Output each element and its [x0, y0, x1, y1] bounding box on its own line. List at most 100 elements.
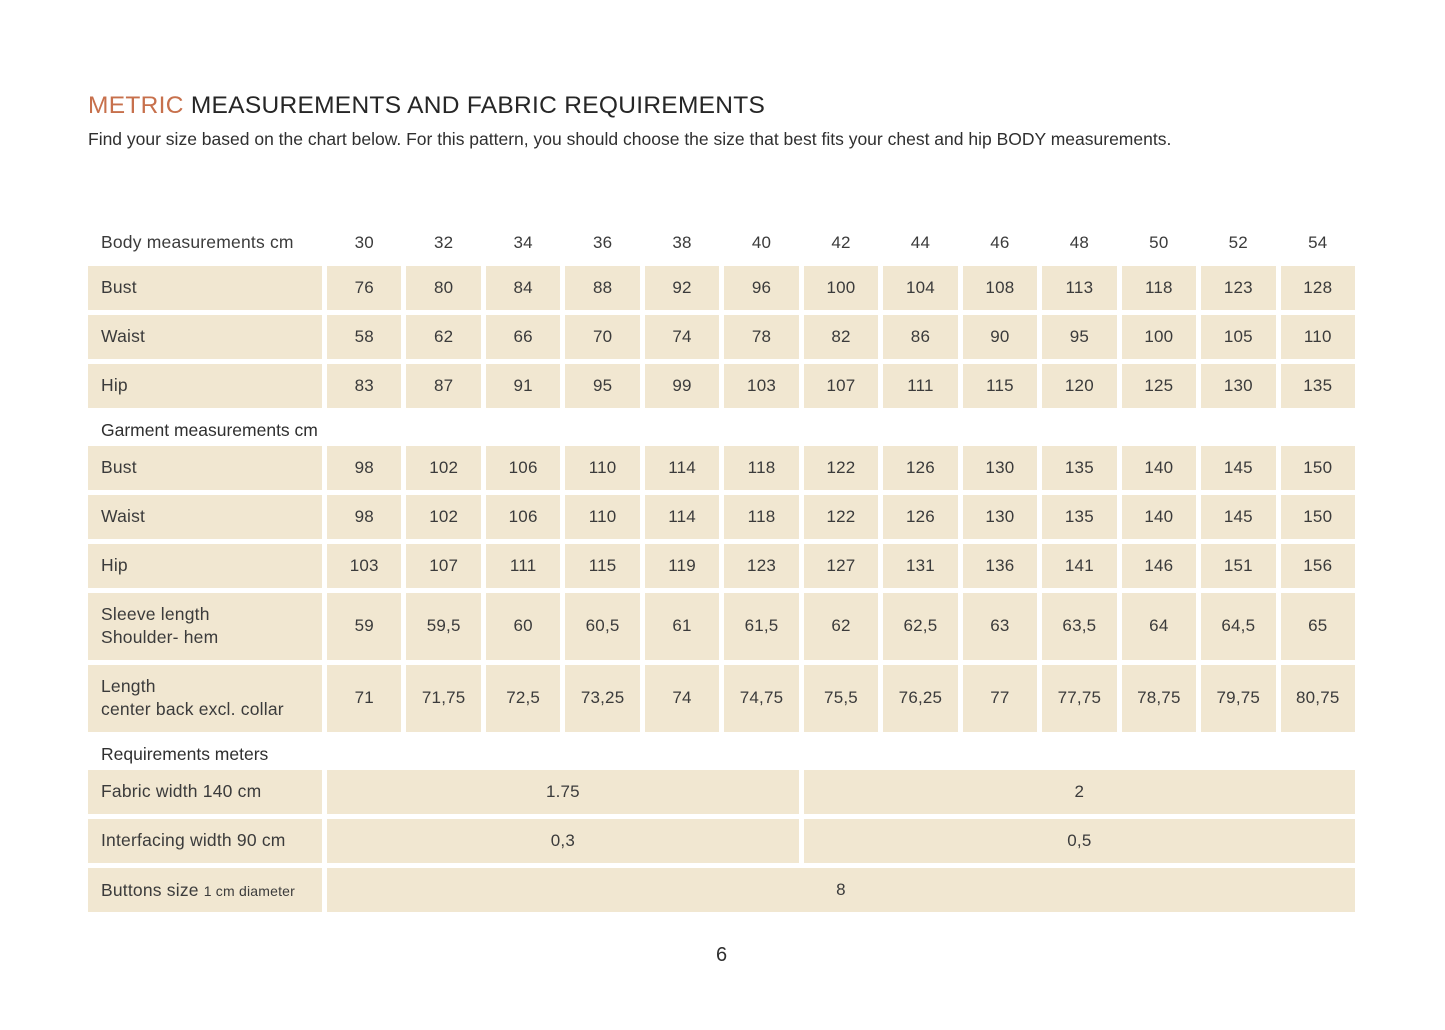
buttons-size-label-main: Buttons size: [101, 879, 199, 900]
sleeve-length-value-cell: 59: [327, 592, 402, 660]
length-value-cell: 76,25: [883, 664, 958, 732]
body-bust-value-cell: 88: [565, 265, 640, 310]
page-content: METRIC MEASUREMENTS AND FABRIC REQUIREME…: [88, 92, 1355, 966]
page-title-accent: METRIC: [88, 92, 184, 119]
garment-bust-row-label: Bust: [88, 445, 322, 490]
size-header-cell: 40: [751, 232, 772, 252]
length-value-cell: 79,75: [1201, 664, 1276, 732]
body-bust-row-label: Bust: [88, 265, 322, 310]
body-waist-value-cell: 78: [724, 314, 799, 359]
garment-hip-value-cell: 111: [485, 543, 561, 588]
length-value-cell: 77,75: [1042, 664, 1117, 732]
fabric-width-value-right: 2: [803, 769, 1355, 814]
body-bust-value-cell: 104: [883, 265, 958, 310]
fabric-width-row: Fabric width 140 cm 1.75 2: [88, 769, 1355, 814]
garment-bust-value-cell: 145: [1201, 445, 1276, 490]
body-bust-value-cell: 128: [1280, 265, 1355, 310]
length-value-cell: 71,75: [406, 664, 481, 732]
length-label-line2: center back excl. collar: [101, 699, 284, 720]
length-value-cell: 80,75: [1280, 664, 1355, 732]
body-hip-value-cell: 83: [327, 363, 402, 408]
garment-waist-value-cell: 110: [565, 494, 640, 539]
body-hip-value-cell: 99: [644, 363, 720, 408]
garment-hip-value-cell: 146: [1121, 543, 1197, 588]
garment-measurements-header: Garment measurements cm: [101, 419, 318, 440]
size-header-cell: 44: [910, 232, 931, 252]
size-header-cell: 54: [1308, 232, 1328, 252]
body-measurements-header-label: Body measurements cm: [101, 232, 294, 253]
garment-hip-value-cell: 119: [644, 543, 720, 588]
body-measurements-header-row: Body measurements cm 30 32 34 36 38 40 42 44 46 4…: [88, 226, 1355, 260]
body-waist-value-cell: 86: [883, 314, 958, 359]
garment-waist-row-label: Waist: [88, 494, 322, 539]
buttons-size-value: 8: [327, 867, 1355, 912]
length-value-cell: 74: [644, 664, 720, 732]
body-waist-row-label: Waist: [88, 314, 322, 359]
garment-hip-value-cell: 115: [565, 543, 640, 588]
body-waist-value-cell: 62: [406, 314, 481, 359]
garment-waist-value-cell: 98: [327, 494, 402, 539]
fabric-width-row-label: Fabric width 140 cm: [88, 769, 322, 814]
sleeve-length-value-cell: 61: [644, 592, 720, 660]
length-label-line1: Length: [101, 676, 156, 697]
body-hip-row-label: Hip: [88, 363, 322, 408]
garment-hip-value-cell: 131: [883, 543, 958, 588]
sleeve-length-value-cell: 64: [1121, 592, 1197, 660]
body-waist-value-cell: 58: [327, 314, 402, 359]
sleeve-length-value-cell: 65: [1280, 592, 1355, 660]
length-row-label: Length center back excl. collar: [88, 664, 322, 732]
body-hip-value-cell: 87: [406, 363, 481, 408]
length-value-cell: 74,75: [724, 664, 799, 732]
garment-bust-value-cell: 140: [1121, 445, 1197, 490]
garment-bust-value-cell: 122: [803, 445, 879, 490]
body-waist-value-cell: 90: [962, 314, 1038, 359]
body-bust-value-cell: 84: [485, 265, 561, 310]
sleeve-length-value-cell: 62: [803, 592, 879, 660]
page-subtitle: Find your size based on the chart below.…: [88, 129, 1172, 149]
sleeve-length-value-cell: 62,5: [883, 592, 958, 660]
garment-hip-value-cell: 107: [406, 543, 481, 588]
length-value-cell: 71: [327, 664, 402, 732]
body-hip-row: Hip 83 87 91 95 99 103 107 111 115 120 125 130 135: [88, 363, 1355, 408]
sleeve-length-row: Sleeve length Shoulder- hem 59 59,5 60 60,5…: [88, 592, 1355, 660]
buttons-size-row: Buttons size 1 cm diameter 8: [88, 867, 1355, 912]
size-header-cell: 50: [1149, 232, 1169, 252]
garment-waist-row: Waist 98 102 106 110 114 118 122 126 130 135 140 14…: [88, 494, 1355, 539]
sleeve-length-value-cell: 60,5: [565, 592, 640, 660]
garment-waist-value-cell: 140: [1121, 494, 1197, 539]
buttons-size-label-note: 1 cm diameter: [203, 882, 296, 899]
length-value-cell: 73,25: [565, 664, 640, 732]
body-bust-value-cell: 76: [327, 265, 402, 310]
buttons-size-row-label: Buttons size 1 cm diameter: [88, 867, 322, 912]
garment-hip-value-cell: 136: [962, 543, 1038, 588]
body-bust-value-cell: 118: [1121, 265, 1197, 310]
garment-waist-value-cell: 122: [803, 494, 879, 539]
garment-hip-row: Hip 103 107 111 115 119 123 127 131 136 141 146 151…: [88, 543, 1355, 588]
garment-bust-row: Bust 98 102 106 110 114 118 122 126 130 135 140 145…: [88, 445, 1355, 490]
size-header-cell: 38: [672, 232, 692, 252]
body-hip-value-cell: 95: [565, 363, 640, 408]
body-waist-value-cell: 110: [1280, 314, 1355, 359]
size-header-cell: 36: [592, 232, 613, 252]
size-header-cell: 52: [1228, 232, 1248, 252]
body-waist-value-cell: 100: [1121, 314, 1197, 359]
body-waist-value-cell: 82: [803, 314, 879, 359]
length-center-back-row: Length center back excl. collar 71 71,75 7…: [88, 664, 1355, 732]
body-hip-value-cell: 111: [883, 363, 958, 408]
sleeve-length-value-cell: 59,5: [406, 592, 481, 660]
interfacing-width-value-right: 0,5: [803, 818, 1355, 863]
sleeve-length-value-cell: 64,5: [1201, 592, 1276, 660]
sleeve-length-label-line2: Shoulder- hem: [101, 627, 219, 648]
garment-waist-value-cell: 102: [406, 494, 481, 539]
body-waist-value-cell: 70: [565, 314, 640, 359]
body-hip-value-cell: 91: [485, 363, 561, 408]
garment-bust-value-cell: 118: [724, 445, 799, 490]
garment-waist-value-cell: 130: [962, 494, 1038, 539]
sleeve-length-value-cell: 63: [962, 592, 1038, 660]
size-header-cell: 34: [513, 232, 533, 252]
sleeve-length-value-cell: 63,5: [1042, 592, 1117, 660]
garment-bust-value-cell: 102: [406, 445, 481, 490]
sleeve-length-row-label: Sleeve length Shoulder- hem: [88, 592, 322, 660]
garment-waist-value-cell: 106: [485, 494, 561, 539]
fabric-width-value-left: 1.75: [327, 769, 799, 814]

◆ ◆ ◆

• Stated task
Reproduce, unchanged, the lines of the material above, beginning at the line that contains "buttons-size-label-main: Buttons size: [101, 879, 199, 900]" and stopping after the line that contains "length-value-cell: 80,75: [1280, 664, 1355, 732]".

• Solved problem
buttons-size-label-main: Buttons size: [101, 879, 199, 900]
sleeve-length-value-cell: 59: [327, 592, 402, 660]
length-value-cell: 76,25: [883, 664, 958, 732]
body-bust-value-cell: 88: [565, 265, 640, 310]
page-content: METRIC MEASUREMENTS AND FABRIC REQUIREME…: [88, 92, 1355, 966]
page-title-accent: METRIC: [88, 92, 184, 119]
garment-bust-row-label: Bust: [88, 445, 322, 490]
size-header-cell: 40: [751, 232, 772, 252]
length-value-cell: 79,75: [1201, 664, 1276, 732]
body-bust-row-label: Bust: [88, 265, 322, 310]
body-waist-value-cell: 78: [724, 314, 799, 359]
garment-hip-value-cell: 111: [485, 543, 561, 588]
length-value-cell: 77,75: [1042, 664, 1117, 732]
fabric-width-value-right: 2: [803, 769, 1355, 814]
body-bust-value-cell: 104: [883, 265, 958, 310]
fabric-width-row: Fabric width 140 cm 1.75 2: [88, 769, 1355, 814]
garment-bust-value-cell: 145: [1201, 445, 1276, 490]
body-bust-value-cell: 128: [1280, 265, 1355, 310]
length-value-cell: 71,75: [406, 664, 481, 732]
length-label-line2: center back excl. collar: [101, 699, 284, 720]
length-value-cell: 80,75: [1280, 664, 1355, 732]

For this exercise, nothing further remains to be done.